- [TASK INSTRUCTIONS] Reproduce each line exactly. Skip none.

Records that describe figures:

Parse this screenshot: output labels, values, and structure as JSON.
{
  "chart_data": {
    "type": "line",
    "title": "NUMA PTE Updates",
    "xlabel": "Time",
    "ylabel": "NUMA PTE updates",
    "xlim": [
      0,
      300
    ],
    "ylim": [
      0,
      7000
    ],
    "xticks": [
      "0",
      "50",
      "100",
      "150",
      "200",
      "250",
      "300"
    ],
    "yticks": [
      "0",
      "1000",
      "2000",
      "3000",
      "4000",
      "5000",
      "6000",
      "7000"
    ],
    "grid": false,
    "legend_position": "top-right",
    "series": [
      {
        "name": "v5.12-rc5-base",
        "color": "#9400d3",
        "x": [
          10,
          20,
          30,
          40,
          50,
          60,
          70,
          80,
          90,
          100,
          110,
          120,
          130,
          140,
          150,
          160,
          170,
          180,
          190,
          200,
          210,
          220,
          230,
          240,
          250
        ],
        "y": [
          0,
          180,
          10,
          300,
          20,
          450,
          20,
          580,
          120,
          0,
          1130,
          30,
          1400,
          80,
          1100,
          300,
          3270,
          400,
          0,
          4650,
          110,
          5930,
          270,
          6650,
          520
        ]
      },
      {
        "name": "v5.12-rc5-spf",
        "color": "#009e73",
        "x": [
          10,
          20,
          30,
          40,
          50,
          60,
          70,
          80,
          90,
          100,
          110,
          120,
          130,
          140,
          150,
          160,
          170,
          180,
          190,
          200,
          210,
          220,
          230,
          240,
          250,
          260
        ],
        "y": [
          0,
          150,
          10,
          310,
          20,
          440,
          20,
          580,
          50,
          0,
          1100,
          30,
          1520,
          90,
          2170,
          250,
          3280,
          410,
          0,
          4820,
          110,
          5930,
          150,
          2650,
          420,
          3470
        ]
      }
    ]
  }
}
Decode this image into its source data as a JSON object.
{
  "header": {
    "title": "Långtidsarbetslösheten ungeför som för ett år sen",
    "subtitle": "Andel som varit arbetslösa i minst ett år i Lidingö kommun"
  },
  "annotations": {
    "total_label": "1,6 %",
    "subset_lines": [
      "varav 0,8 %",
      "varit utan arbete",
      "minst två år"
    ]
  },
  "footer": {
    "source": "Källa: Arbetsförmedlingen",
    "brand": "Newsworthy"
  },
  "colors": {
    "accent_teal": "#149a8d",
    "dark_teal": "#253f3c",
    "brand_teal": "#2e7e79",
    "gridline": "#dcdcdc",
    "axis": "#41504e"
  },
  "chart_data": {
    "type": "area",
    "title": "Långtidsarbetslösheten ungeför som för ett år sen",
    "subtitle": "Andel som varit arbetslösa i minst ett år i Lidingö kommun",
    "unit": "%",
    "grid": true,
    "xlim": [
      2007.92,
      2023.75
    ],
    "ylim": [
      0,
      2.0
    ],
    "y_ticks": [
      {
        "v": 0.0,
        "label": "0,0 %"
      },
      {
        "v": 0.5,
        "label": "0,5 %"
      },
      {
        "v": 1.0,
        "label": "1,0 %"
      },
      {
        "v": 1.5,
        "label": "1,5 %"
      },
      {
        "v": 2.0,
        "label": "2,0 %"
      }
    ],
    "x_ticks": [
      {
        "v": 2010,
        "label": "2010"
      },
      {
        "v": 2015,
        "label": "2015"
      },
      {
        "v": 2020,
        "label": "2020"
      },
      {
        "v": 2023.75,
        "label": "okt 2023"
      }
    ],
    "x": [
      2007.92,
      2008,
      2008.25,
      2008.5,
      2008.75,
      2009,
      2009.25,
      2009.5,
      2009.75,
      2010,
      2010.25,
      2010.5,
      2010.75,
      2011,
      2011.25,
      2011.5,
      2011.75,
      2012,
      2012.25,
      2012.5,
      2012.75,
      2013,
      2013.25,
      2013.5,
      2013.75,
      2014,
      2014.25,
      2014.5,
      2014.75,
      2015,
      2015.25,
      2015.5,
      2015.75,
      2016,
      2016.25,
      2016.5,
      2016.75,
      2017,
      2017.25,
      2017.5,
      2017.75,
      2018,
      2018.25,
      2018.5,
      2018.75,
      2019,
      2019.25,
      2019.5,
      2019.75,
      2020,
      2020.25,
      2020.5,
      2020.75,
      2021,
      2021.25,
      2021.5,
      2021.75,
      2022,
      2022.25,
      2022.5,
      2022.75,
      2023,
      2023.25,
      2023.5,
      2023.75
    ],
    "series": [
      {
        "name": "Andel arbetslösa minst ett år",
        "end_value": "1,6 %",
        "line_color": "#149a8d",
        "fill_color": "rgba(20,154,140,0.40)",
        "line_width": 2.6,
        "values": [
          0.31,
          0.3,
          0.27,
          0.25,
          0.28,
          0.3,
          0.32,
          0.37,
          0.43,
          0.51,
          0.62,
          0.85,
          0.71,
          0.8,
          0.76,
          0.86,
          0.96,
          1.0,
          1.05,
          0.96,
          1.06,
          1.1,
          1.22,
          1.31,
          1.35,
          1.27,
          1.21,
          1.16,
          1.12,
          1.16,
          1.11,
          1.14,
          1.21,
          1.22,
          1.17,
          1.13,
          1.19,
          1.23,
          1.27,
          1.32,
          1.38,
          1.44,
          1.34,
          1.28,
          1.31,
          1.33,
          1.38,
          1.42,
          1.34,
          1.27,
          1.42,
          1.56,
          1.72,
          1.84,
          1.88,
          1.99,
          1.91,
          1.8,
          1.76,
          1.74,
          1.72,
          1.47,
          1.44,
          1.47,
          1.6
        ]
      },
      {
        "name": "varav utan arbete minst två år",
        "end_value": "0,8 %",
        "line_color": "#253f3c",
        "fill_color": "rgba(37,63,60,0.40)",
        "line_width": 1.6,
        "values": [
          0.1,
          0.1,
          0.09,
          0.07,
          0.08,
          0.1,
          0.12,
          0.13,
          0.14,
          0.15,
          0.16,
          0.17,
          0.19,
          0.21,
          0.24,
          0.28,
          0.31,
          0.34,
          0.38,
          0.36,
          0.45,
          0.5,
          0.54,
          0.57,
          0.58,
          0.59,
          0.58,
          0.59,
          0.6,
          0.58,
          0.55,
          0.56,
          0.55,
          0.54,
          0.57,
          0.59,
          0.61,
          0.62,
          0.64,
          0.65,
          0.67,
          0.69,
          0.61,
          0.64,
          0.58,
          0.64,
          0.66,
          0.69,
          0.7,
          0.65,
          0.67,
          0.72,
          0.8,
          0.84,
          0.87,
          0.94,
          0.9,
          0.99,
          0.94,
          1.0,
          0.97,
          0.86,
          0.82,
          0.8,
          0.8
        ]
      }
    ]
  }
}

- [CORRECT RESULT]
Parse this screenshot: output labels, values, and structure as JSON.
{
  "chart_data": {
    "type": "line",
    "title": "NUMA PTE Updates",
    "xlabel": "Time",
    "ylabel": "NUMA PTE updates",
    "xlim": [
      0,
      300
    ],
    "ylim": [
      0,
      7000
    ],
    "xticks": [
      "0",
      "50",
      "100",
      "150",
      "200",
      "250",
      "300"
    ],
    "yticks": [
      "0",
      "1000",
      "2000",
      "3000",
      "4000",
      "5000",
      "6000",
      "7000"
    ],
    "grid": false,
    "legend_position": "top-right",
    "series": [
      {
        "name": "v5.12-rc5-base",
        "color": "#9400d3",
        "x": [
          10,
          20,
          30,
          40,
          50,
          60,
          70,
          80,
          90,
          100,
          110,
          120,
          130,
          140,
          150,
          160,
          170,
          180,
          190,
          200,
          210,
          220,
          230,
          240,
          250
        ],
        "y": [
          0,
          180,
          10,
          300,
          20,
          450,
          20,
          580,
          120,
          0,
          1130,
          30,
          1400,
          80,
          1100,
          300,
          3270,
          400,
          0,
          4650,
          110,
          5930,
          270,
          6650,
          520
        ]
      },
      {
        "name": "v5.12-rc5-spf",
        "color": "#009e73",
        "x": [
          10,
          20,
          30,
          40,
          50,
          60,
          70,
          80,
          90,
          100,
          110,
          120,
          130,
          140,
          150,
          160,
          170,
          180,
          190,
          200,
          210,
          220,
          230,
          240,
          250,
          260
        ],
        "y": [
          0,
          150,
          10,
          310,
          20,
          440,
          20,
          580,
          50,
          0,
          1100,
          30,
          1520,
          90,
          2170,
          250,
          3280,
          410,
          0,
          4820,
          110,
          5930,
          150,
          2650,
          420,
          3470
        ]
      }
    ]
  }
}
Decode this image into its source data as a JSON object.
{
  "header": {
    "title": "Långtidsarbetslösheten ungeför som för ett år sen",
    "subtitle": "Andel som varit arbetslösa i minst ett år i Lidingö kommun"
  },
  "annotations": {
    "total_label": "1,6 %",
    "subset_lines": [
      "varav 0,8 %",
      "varit utan arbete",
      "minst två år"
    ]
  },
  "footer": {
    "source": "Källa: Arbetsförmedlingen",
    "brand": "Newsworthy"
  },
  "colors": {
    "accent_teal": "#149a8d",
    "dark_teal": "#253f3c",
    "brand_teal": "#2e7e79",
    "gridline": "#dcdcdc",
    "axis": "#41504e"
  },
  "chart_data": {
    "type": "area",
    "title": "Långtidsarbetslösheten ungeför som för ett år sen",
    "subtitle": "Andel som varit arbetslösa i minst ett år i Lidingö kommun",
    "unit": "%",
    "grid": true,
    "xlim": [
      2007.92,
      2023.75
    ],
    "ylim": [
      0,
      2.0
    ],
    "y_ticks": [
      {
        "v": 0.0,
        "label": "0,0 %"
      },
      {
        "v": 0.5,
        "label": "0,5 %"
      },
      {
        "v": 1.0,
        "label": "1,0 %"
      },
      {
        "v": 1.5,
        "label": "1,5 %"
      },
      {
        "v": 2.0,
        "label": "2,0 %"
      }
    ],
    "x_ticks": [
      {
        "v": 2010,
        "label": "2010"
      },
      {
        "v": 2015,
        "label": "2015"
      },
      {
        "v": 2020,
        "label": "2020"
      },
      {
        "v": 2023.75,
        "label": "okt 2023"
      }
    ],
    "x": [
      2007.92,
      2008,
      2008.25,
      2008.5,
      2008.75,
      2009,
      2009.25,
      2009.5,
      2009.75,
      2010,
      2010.25,
      2010.5,
      2010.75,
      2011,
      2011.25,
      2011.5,
      2011.75,
      2012,
      2012.25,
      2012.5,
      2012.75,
      2013,
      2013.25,
      2013.5,
      2013.75,
      2014,
      2014.25,
      2014.5,
      2014.75,
      2015,
      2015.25,
      2015.5,
      2015.75,
      2016,
      2016.25,
      2016.5,
      2016.75,
      2017,
      2017.25,
      2017.5,
      2017.75,
      2018,
      2018.25,
      2018.5,
      2018.75,
      2019,
      2019.25,
      2019.5,
      2019.75,
      2020,
      2020.25,
      2020.5,
      2020.75,
      2021,
      2021.25,
      2021.5,
      2021.75,
      2022,
      2022.25,
      2022.5,
      2022.75,
      2023,
      2023.25,
      2023.5,
      2023.75
    ],
    "series": [
      {
        "name": "Andel arbetslösa minst ett år",
        "end_value": "1,6 %",
        "line_color": "#149a8d",
        "fill_color": "rgba(20,154,140,0.40)",
        "line_width": 2.6,
        "values": [
          0.31,
          0.3,
          0.27,
          0.25,
          0.28,
          0.3,
          0.32,
          0.37,
          0.43,
          0.51,
          0.62,
          0.85,
          0.71,
          0.8,
          0.76,
          0.86,
          0.96,
          1.0,
          1.05,
          0.96,
          1.06,
          1.1,
          1.22,
          1.31,
          1.35,
          1.27,
          1.21,
          1.16,
          1.12,
          1.16,
          1.11,
          1.14,
          1.21,
          1.22,
          1.17,
          1.13,
          1.19,
          1.23,
          1.27,
          1.32,
          1.38,
          1.44,
          1.34,
          1.28,
          1.31,
          1.33,
          1.38,
          1.42,
          1.34,
          1.27,
          1.42,
          1.56,
          1.72,
          1.84,
          1.88,
          1.99,
          1.91,
          1.8,
          1.76,
          1.74,
          1.72,
          1.47,
          1.44,
          1.47,
          1.6
        ]
      },
      {
        "name": "varav utan arbete minst två år",
        "end_value": "0,8 %",
        "line_color": "#253f3c",
        "fill_color": "rgba(37,63,60,0.40)",
        "line_width": 1.6,
        "values": [
          0.1,
          0.1,
          0.09,
          0.07,
          0.08,
          0.1,
          0.12,
          0.13,
          0.14,
          0.15,
          0.16,
          0.17,
          0.19,
          0.21,
          0.24,
          0.28,
          0.31,
          0.34,
          0.38,
          0.36,
          0.45,
          0.5,
          0.54,
          0.57,
          0.58,
          0.59,
          0.58,
          0.59,
          0.6,
          0.58,
          0.55,
          0.56,
          0.55,
          0.54,
          0.57,
          0.59,
          0.61,
          0.62,
          0.64,
          0.65,
          0.67,
          0.69,
          0.61,
          0.64,
          0.58,
          0.64,
          0.66,
          0.69,
          0.7,
          0.65,
          0.67,
          0.72,
          0.8,
          0.84,
          0.87,
          0.94,
          0.9,
          0.99,
          0.94,
          1.0,
          0.97,
          0.86,
          0.82,
          0.8,
          0.8
        ]
      }
    ]
  }
}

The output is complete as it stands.